§ **Aim**: From the listing below, pull out all lines with "копии" in them.

[Items from a data source]
____
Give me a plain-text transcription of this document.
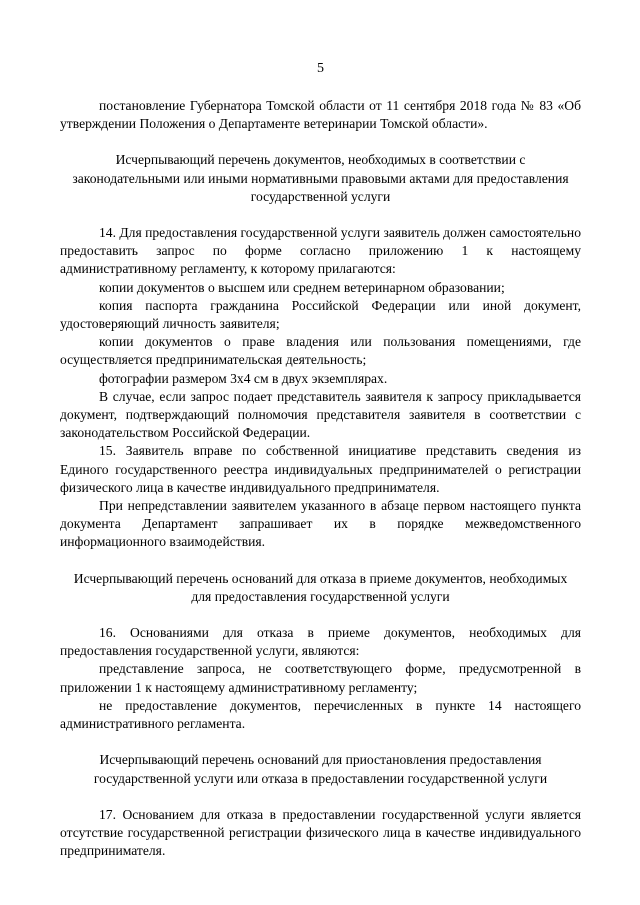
5

постановление Губернатора Томской области от 11 сентября 2018 года № 83 «Об утверждении Положения о Департаменте ветеринарии Томской области».

Исчерпывающий перечень документов, необходимых в соответствии с законодательными или иными нормативными правовыми актами для предоставления государственной услуги

14. Для предоставления государственной услуги заявитель должен самостоятельно предоставить запрос по форме согласно приложению 1 к настоящему административному регламенту, к которому прилагаются:

копии документов о высшем или среднем ветеринарном образовании;

копия паспорта гражданина Российской Федерации или иной документ, удостоверяющий личность заявителя;

копии документов о праве владения или пользования помещениями, где осуществляется предпринимательская деятельность;

фотографии размером 3х4 см в двух экземплярах.

В случае, если запрос подает представитель заявителя к запросу прикладывается документ, подтверждающий полномочия представителя заявителя в соответствии с законодательством Российской Федерации.

15. Заявитель вправе по собственной инициативе представить сведения из Единого государственного реестра индивидуальных предпринимателей о регистрации физического лица в качестве индивидуального предпринимателя.

При непредставлении заявителем указанного в абзаце первом настоящего пункта документа Департамент запрашивает их в порядке межведомственного информационного взаимодействия.

Исчерпывающий перечень оснований для отказа в приеме документов, необходимых для предоставления государственной услуги

16. Основаниями для отказа в приеме документов, необходимых для предоставления государственной услуги, являются:

представление запроса, не соответствующего форме, предусмотренной в приложении 1 к настоящему административному регламенту;

не предоставление документов, перечисленных в пункте 14 настоящего административного регламента.

Исчерпывающий перечень оснований для приостановления предоставления государственной услуги или отказа в предоставлении государственной услуги

17. Основанием для отказа в предоставлении государственной услуги является отсутствие государственной регистрации физического лица в качестве индивидуального предпринимателя.
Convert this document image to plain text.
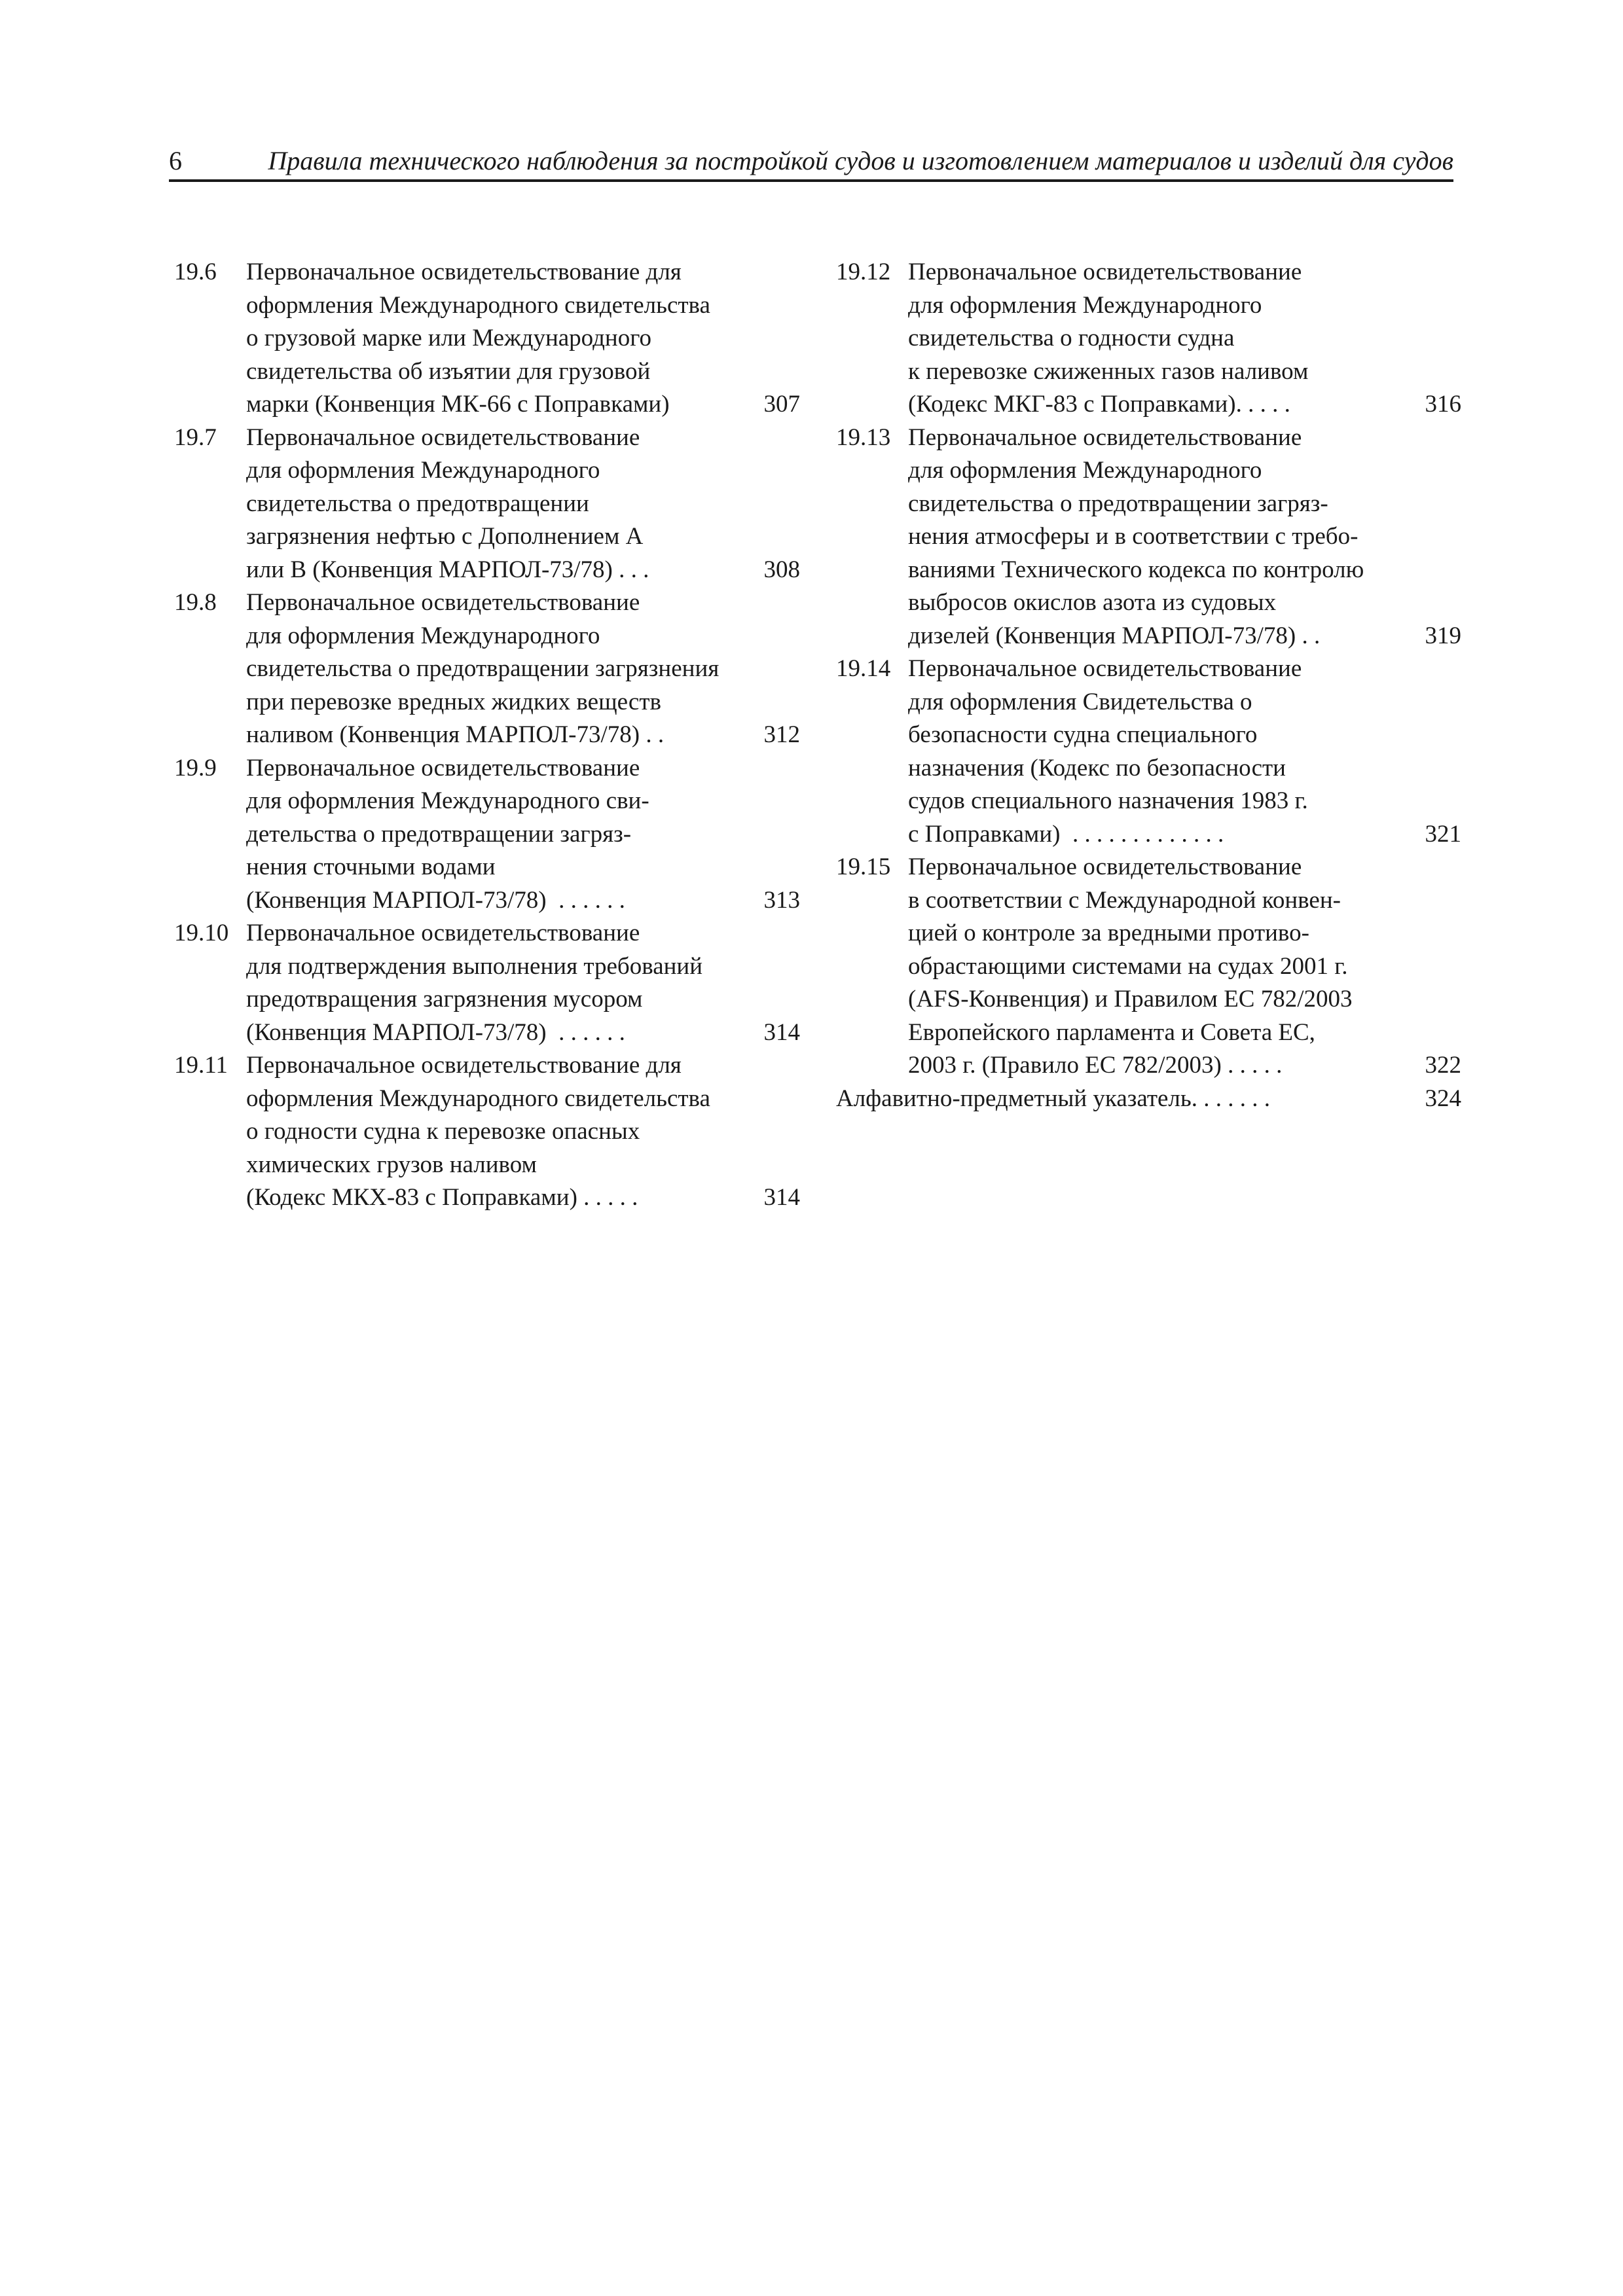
6	Правила технического наблюдения за постройкой судов и изготовлением материалов и изделий для судов
19.6 Первоначальное освидетельствование для
оформления Международного свидетельства
о грузовой марке или Международного
свидетельства об изъятии для грузовой
марки (Конвенция МК-66 с Поправками)	307
19.7 Первоначальное освидетельствование
для оформления Международного
свидетельства о предотвращении
загрязнения нефтью с Дополнением А
или В (Конвенция МАРПОЛ-73/78) . . .	308
19.8 Первоначальное освидетельствование
для оформления Международного
свидетельства о предотвращении загрязнения
при перевозке вредных жидких веществ
наливом (Конвенция МАРПОЛ-73/78) . .	312
19.9 Первоначальное освидетельствование
для оформления Международного сви-
детельства о предотвращении загряз-
нения сточными водами
(Конвенция МАРПОЛ-73/78)  . . . . . .	313
19.10 Первоначальное освидетельствование
для подтверждения выполнения требований
предотвращения загрязнения мусором
(Конвенция МАРПОЛ-73/78)  . . . . . .	314
19.11 Первоначальное освидетельствование для
оформления Международного свидетельства
о годности судна к перевозке опасных
химических грузов наливом
(Кодекс МКХ-83 с Поправками) . . . . .	314
19.12 Первоначальное освидетельствование
для оформления Международного
свидетельства о годности судна
к перевозке сжиженных газов наливом
(Кодекс МКГ-83 с Поправками). . . . .	316
19.13 Первоначальное освидетельствование
для оформления Международного
свидетельства о предотвращении загряз-
нения атмосферы и в соответствии с требо-
ваниями Технического кодекса по контролю
выбросов окислов азота из судовых
дизелей (Конвенция МАРПОЛ-73/78) . .	319
19.14 Первоначальное освидетельствование
для оформления Свидетельства о
безопасности судна специального
назначения (Кодекс по безопасности
судов специального назначения 1983 г.
с Поправками)  . . . . . . . . . . . . .	321
19.15 Первоначальное освидетельствование
в соответствии с Международной конвен-
цией о контроле за вредными противо-
обрастающими системами на судах 2001 г.
(AFS-Конвенция) и Правилом ЕС 782/2003
Европейского парламента и Совета ЕС,
2003 г. (Правило ЕС 782/2003) . . . . .	322
Алфавитно-предметный указатель. . . . . . .	324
____
§ **Finished answer**:
копии документов о высшем или среднем ветеринарном образовании;
копии документов о праве владения или пользования помещениями, где осуществляется предпринимательская деятельность;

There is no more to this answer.